### Task objective
Convert a portion of the data into a JSON list of strings, one string per line and with blank lines omitted, starting at the line containing "button[interactable]: ф <box>12" and ending after the line containing "button[interactable]: ы <box>128".

### Dataset records
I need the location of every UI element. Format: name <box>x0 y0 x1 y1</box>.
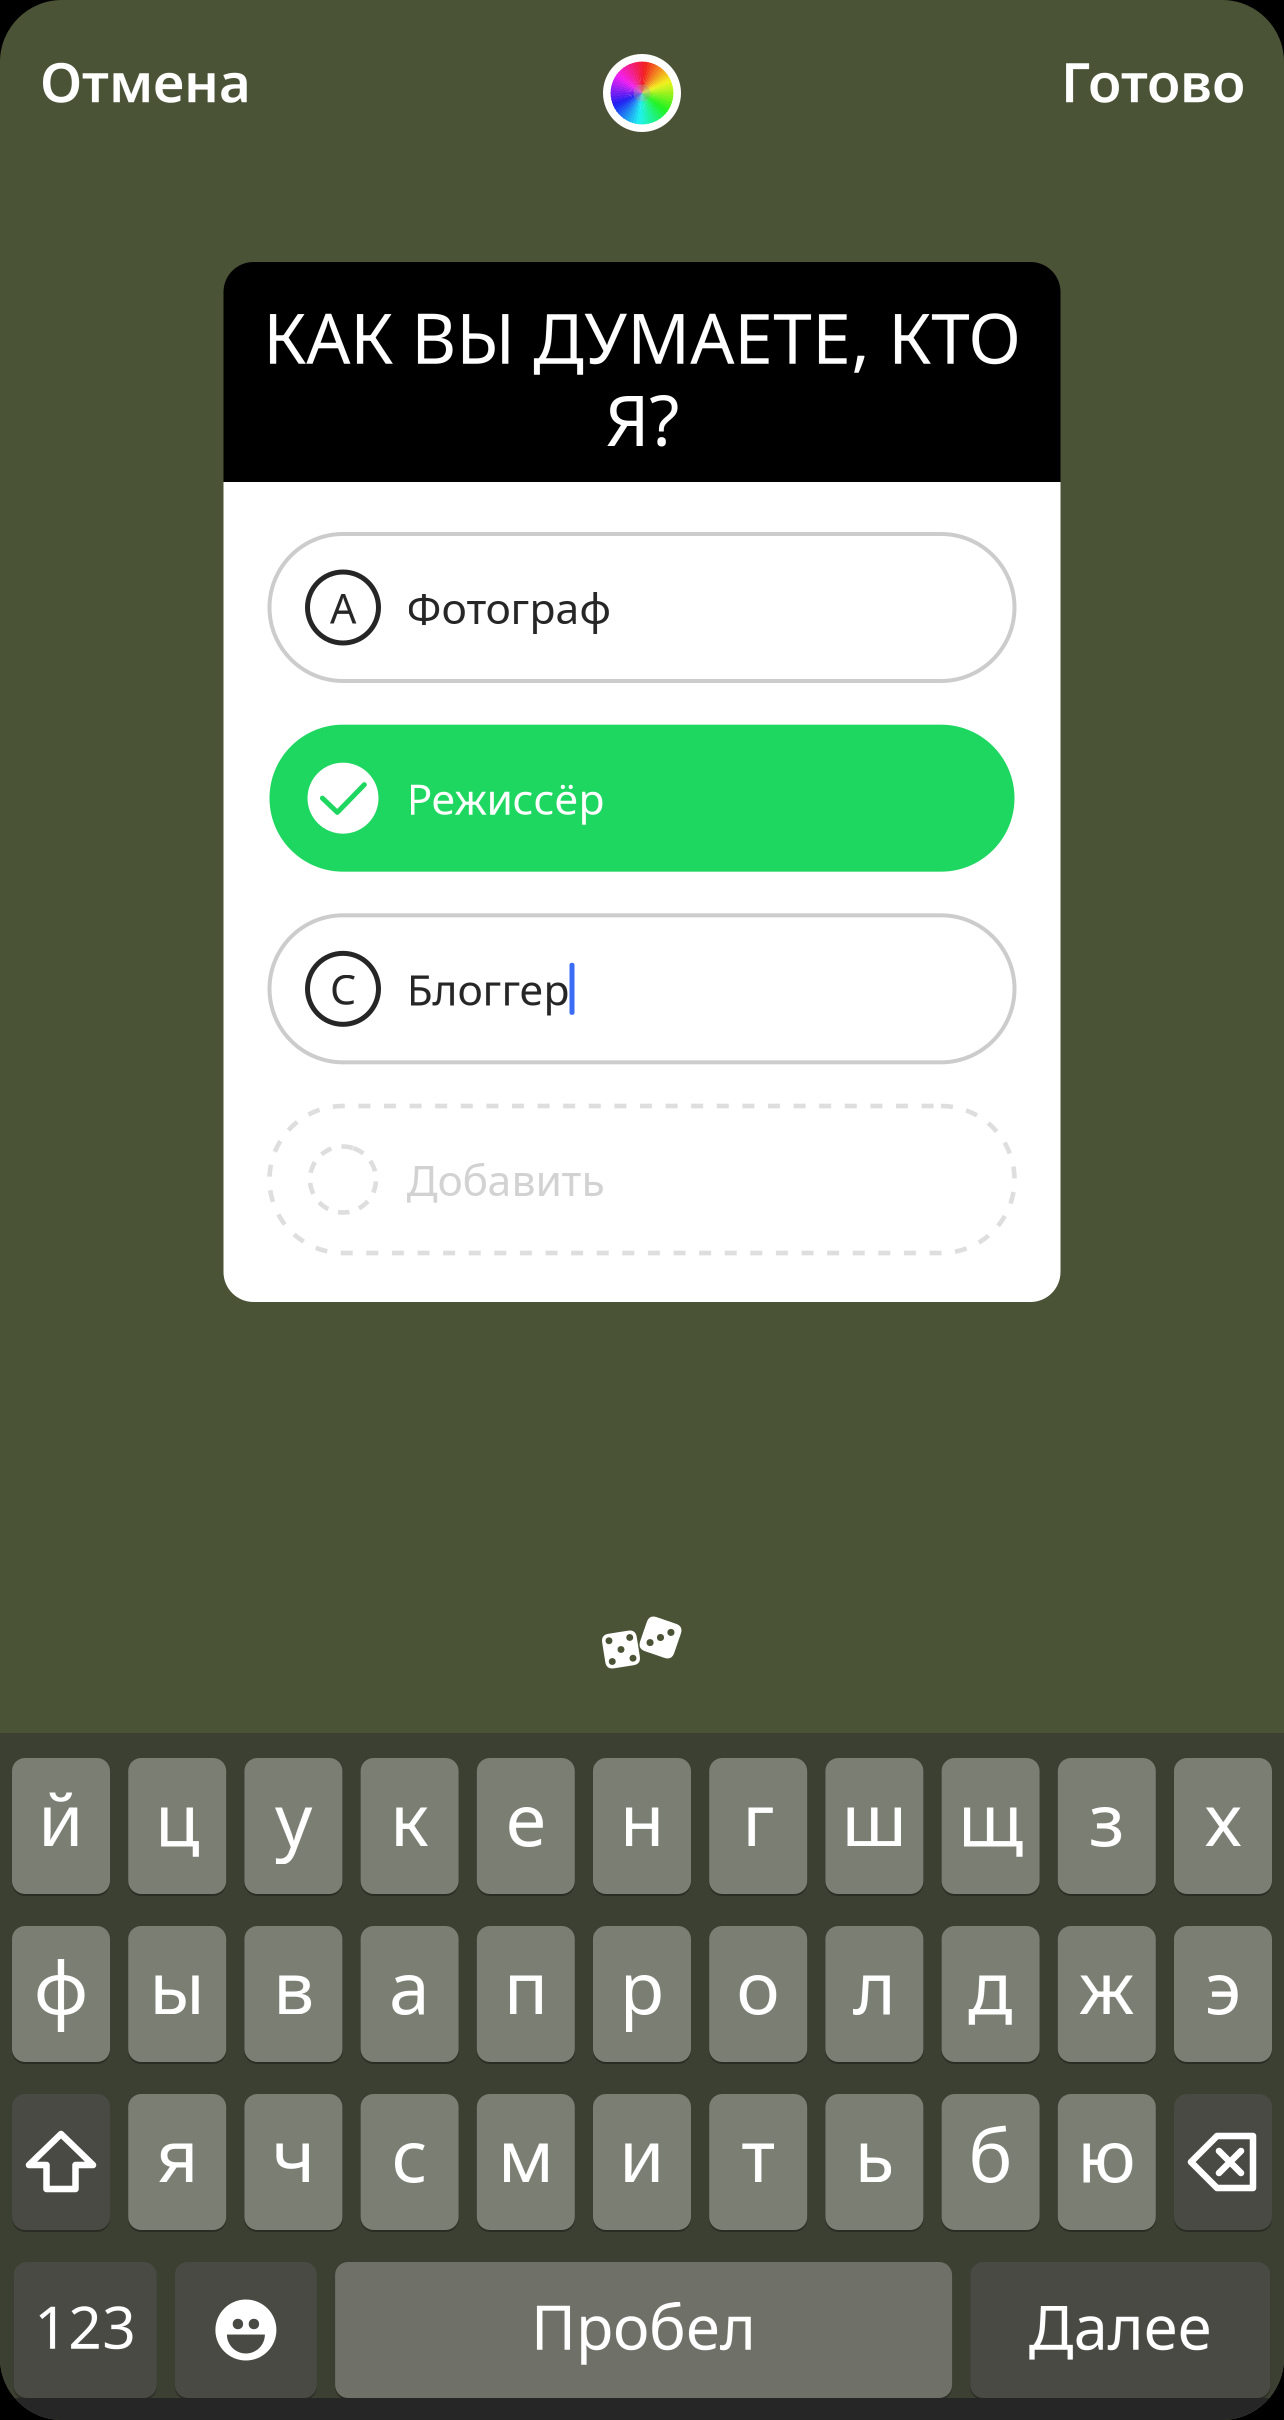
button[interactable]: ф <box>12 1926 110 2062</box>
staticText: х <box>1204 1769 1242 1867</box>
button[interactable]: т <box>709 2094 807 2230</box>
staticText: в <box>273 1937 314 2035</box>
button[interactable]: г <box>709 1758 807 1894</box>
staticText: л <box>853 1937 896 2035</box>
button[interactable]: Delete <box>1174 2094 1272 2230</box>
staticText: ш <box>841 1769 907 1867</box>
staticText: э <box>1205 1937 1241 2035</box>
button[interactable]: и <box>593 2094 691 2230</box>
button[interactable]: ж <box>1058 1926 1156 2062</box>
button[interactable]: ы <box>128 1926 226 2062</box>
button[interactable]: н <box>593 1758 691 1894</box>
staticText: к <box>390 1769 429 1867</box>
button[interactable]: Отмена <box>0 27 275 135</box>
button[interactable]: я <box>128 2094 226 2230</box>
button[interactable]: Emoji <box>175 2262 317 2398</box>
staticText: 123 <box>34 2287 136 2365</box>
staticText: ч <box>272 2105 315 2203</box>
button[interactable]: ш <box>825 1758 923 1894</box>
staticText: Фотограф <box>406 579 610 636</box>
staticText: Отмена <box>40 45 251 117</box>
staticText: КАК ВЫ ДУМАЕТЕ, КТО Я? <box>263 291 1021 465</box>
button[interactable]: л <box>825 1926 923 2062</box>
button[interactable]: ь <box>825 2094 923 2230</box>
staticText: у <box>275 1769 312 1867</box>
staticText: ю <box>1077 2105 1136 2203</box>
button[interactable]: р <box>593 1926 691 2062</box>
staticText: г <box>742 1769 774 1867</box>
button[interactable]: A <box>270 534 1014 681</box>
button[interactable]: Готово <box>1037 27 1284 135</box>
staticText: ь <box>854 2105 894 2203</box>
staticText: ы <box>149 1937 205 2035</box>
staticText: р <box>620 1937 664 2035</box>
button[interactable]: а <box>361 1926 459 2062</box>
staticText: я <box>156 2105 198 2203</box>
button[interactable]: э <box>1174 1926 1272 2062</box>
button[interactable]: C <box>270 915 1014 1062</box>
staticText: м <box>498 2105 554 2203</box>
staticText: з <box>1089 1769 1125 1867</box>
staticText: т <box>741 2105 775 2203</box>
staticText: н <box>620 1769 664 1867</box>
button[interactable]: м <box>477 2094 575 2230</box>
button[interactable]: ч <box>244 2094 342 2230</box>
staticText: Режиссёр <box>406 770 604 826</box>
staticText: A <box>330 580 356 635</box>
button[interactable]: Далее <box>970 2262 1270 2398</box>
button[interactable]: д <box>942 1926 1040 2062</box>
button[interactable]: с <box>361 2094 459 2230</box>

### Reply to the task
[
  "button[interactable]: ф <box>12 1926 110 2062</box>",
  "staticText: х <box>1204 1769 1242 1867</box>",
  "button[interactable]: т <box>709 2094 807 2230</box>",
  "staticText: в <box>273 1937 314 2035</box>",
  "button[interactable]: г <box>709 1758 807 1894</box>",
  "staticText: л <box>853 1937 896 2035</box>",
  "button[interactable]: Delete <box>1174 2094 1272 2230</box>",
  "staticText: ш <box>841 1769 907 1867</box>",
  "staticText: э <box>1205 1937 1241 2035</box>",
  "button[interactable]: и <box>593 2094 691 2230</box>",
  "button[interactable]: ж <box>1058 1926 1156 2062</box>",
  "button[interactable]: ы <box>128 1926 226 2062</box>"
]